▼▼▼
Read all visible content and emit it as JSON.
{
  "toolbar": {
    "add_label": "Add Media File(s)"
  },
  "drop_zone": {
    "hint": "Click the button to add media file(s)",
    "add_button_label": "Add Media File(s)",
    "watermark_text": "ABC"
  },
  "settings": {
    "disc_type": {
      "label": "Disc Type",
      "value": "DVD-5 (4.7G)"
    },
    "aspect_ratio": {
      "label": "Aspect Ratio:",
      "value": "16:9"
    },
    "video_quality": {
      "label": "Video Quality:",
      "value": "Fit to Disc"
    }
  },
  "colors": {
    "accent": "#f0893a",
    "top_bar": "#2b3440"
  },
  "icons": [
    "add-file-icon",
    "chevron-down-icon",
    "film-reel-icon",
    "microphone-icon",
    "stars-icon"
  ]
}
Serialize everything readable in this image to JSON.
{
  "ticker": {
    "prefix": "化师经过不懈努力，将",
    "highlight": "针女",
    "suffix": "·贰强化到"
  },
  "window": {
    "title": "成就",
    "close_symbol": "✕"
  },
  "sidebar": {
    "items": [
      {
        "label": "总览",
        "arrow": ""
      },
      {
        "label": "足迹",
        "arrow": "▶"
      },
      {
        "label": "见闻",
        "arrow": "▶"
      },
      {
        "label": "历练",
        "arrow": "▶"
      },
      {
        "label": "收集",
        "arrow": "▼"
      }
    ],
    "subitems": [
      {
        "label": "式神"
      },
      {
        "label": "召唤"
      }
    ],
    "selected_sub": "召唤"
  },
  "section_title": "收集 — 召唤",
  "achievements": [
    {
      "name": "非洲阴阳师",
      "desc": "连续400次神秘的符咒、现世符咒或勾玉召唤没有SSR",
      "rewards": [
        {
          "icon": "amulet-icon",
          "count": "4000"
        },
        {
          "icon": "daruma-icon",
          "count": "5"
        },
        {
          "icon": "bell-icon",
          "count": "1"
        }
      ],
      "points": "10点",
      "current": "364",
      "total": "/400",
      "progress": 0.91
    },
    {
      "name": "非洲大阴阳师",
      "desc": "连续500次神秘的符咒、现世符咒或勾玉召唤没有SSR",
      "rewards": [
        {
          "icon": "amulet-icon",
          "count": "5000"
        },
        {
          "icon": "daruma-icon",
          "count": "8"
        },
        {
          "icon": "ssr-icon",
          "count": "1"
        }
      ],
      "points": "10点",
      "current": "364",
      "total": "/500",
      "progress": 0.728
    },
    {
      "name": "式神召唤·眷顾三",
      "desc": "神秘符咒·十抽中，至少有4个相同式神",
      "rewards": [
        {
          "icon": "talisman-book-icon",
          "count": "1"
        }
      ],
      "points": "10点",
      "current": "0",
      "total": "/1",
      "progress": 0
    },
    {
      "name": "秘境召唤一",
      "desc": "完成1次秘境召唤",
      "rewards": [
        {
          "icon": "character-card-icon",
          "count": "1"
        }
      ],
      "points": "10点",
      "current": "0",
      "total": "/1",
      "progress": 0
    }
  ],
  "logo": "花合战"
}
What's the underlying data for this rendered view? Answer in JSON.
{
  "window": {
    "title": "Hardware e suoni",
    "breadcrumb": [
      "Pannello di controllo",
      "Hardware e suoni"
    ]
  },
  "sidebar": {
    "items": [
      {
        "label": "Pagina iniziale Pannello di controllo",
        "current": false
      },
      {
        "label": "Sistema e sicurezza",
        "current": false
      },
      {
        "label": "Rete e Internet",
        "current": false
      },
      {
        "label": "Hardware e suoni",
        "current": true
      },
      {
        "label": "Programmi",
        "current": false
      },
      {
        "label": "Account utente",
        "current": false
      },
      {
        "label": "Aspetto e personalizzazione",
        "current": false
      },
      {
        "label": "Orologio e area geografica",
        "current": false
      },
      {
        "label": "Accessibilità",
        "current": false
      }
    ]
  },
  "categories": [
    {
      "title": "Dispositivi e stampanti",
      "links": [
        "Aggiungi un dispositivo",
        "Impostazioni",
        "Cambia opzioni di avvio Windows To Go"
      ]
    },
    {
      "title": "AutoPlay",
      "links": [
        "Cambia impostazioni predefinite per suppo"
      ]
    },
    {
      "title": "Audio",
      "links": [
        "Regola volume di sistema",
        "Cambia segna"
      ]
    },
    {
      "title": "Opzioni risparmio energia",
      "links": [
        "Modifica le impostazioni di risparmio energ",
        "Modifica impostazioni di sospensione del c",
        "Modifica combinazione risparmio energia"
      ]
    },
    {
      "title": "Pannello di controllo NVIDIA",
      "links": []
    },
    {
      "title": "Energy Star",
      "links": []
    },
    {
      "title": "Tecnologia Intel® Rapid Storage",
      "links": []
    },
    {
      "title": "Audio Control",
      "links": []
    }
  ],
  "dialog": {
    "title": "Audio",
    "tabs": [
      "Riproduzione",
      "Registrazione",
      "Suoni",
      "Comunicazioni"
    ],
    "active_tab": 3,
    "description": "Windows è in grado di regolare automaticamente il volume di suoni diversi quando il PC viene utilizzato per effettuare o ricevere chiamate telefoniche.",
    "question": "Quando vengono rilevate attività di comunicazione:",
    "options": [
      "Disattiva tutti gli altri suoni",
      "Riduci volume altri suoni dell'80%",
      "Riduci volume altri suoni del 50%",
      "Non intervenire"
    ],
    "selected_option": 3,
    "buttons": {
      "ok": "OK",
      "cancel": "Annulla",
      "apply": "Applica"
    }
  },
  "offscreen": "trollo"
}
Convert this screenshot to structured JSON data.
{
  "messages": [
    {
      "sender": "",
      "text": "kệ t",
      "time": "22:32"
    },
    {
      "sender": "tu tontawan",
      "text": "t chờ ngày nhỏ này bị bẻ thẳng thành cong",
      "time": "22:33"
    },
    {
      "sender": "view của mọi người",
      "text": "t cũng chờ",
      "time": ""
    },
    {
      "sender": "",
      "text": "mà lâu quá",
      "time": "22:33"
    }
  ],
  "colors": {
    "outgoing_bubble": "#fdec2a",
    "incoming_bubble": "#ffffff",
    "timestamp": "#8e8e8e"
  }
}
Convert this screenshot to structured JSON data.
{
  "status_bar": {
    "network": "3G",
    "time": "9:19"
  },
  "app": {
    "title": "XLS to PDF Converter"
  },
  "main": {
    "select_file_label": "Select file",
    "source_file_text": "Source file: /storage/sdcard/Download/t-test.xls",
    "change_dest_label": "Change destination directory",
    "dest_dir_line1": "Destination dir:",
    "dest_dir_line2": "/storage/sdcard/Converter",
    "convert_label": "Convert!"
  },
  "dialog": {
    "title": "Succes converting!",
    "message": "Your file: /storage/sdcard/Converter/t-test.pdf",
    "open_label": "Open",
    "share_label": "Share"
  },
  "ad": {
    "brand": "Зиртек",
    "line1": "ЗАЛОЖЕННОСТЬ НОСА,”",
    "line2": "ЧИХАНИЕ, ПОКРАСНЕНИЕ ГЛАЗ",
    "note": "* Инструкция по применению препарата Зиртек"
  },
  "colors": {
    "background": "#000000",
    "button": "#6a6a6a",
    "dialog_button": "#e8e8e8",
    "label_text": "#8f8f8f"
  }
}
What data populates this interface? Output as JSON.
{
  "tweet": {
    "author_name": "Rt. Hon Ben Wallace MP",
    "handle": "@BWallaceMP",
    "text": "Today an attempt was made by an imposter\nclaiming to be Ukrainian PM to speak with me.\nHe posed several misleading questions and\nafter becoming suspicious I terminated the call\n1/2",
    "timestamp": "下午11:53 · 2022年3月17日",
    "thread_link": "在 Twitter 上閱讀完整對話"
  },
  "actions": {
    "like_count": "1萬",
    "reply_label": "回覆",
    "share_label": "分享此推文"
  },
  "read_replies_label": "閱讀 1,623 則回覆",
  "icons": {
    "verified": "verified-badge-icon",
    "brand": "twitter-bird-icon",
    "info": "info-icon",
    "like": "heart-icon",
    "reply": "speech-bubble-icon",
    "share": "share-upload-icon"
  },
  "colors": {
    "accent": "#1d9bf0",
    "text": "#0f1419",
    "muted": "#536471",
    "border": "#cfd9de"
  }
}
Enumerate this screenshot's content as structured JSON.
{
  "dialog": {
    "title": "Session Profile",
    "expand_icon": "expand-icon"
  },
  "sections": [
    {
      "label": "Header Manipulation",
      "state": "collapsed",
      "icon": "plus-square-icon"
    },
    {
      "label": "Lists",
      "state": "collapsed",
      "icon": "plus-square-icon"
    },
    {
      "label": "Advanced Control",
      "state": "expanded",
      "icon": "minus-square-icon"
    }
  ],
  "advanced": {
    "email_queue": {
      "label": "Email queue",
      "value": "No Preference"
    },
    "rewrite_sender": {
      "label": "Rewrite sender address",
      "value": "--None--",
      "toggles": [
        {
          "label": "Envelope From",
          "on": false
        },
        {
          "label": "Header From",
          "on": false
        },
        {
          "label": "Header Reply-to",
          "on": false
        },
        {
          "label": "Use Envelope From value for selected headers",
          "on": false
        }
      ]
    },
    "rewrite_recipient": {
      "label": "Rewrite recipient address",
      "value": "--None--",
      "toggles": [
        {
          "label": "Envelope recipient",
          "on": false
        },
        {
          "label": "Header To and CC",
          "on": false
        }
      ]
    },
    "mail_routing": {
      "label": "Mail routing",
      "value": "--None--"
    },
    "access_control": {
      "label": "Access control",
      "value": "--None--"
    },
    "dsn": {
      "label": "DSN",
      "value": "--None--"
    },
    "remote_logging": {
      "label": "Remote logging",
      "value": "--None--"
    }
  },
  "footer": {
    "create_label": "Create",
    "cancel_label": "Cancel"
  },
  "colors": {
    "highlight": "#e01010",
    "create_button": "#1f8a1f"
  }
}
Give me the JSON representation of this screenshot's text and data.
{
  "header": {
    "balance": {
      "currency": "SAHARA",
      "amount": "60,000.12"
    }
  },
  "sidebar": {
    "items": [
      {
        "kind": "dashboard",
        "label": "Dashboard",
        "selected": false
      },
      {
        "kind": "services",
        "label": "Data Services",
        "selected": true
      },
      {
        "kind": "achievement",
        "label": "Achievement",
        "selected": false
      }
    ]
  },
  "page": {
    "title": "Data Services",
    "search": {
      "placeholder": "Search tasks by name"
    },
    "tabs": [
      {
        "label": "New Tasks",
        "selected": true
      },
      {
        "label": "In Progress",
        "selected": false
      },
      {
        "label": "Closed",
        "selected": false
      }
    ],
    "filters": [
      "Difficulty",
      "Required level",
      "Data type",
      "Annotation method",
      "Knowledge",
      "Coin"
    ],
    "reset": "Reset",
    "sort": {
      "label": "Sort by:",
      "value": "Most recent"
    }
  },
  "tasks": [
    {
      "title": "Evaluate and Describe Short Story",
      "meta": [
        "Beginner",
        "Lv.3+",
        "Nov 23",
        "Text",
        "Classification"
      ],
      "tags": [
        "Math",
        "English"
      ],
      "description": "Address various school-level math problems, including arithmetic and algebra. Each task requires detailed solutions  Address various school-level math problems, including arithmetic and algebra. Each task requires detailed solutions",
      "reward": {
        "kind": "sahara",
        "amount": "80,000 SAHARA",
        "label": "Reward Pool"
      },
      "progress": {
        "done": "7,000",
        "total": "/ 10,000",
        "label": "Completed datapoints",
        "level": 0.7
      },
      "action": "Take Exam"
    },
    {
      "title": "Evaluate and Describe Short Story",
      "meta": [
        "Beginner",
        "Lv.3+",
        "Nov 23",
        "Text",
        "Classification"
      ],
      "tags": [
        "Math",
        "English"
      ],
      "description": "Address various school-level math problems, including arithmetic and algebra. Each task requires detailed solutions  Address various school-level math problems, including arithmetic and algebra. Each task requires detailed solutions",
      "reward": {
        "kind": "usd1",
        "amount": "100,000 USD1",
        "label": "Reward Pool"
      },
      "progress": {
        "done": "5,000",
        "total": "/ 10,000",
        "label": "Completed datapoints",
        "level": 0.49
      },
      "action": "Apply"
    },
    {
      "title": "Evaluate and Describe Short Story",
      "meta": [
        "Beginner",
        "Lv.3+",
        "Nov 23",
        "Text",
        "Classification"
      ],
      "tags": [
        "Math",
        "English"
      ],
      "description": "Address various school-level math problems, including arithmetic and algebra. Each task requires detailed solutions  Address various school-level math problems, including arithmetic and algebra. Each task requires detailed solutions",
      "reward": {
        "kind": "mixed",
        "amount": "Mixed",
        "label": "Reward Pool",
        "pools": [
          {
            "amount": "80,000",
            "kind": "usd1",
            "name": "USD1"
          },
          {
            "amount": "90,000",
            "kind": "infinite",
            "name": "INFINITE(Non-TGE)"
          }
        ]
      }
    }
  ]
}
▲▲▲
* [TASK]: Search the lines for the string "volume" and copy every line that has it.

* [RESULT]:
        "Regola volume di sistema",
    "description": "Windows è in grado di regolare automaticamente il volume di suoni diversi quando il PC viene utilizzato per effettuare o ricevere chiamate telefoniche.",
      "Riduci volume altri suoni dell'80%",
      "Riduci volume altri suoni del 50%",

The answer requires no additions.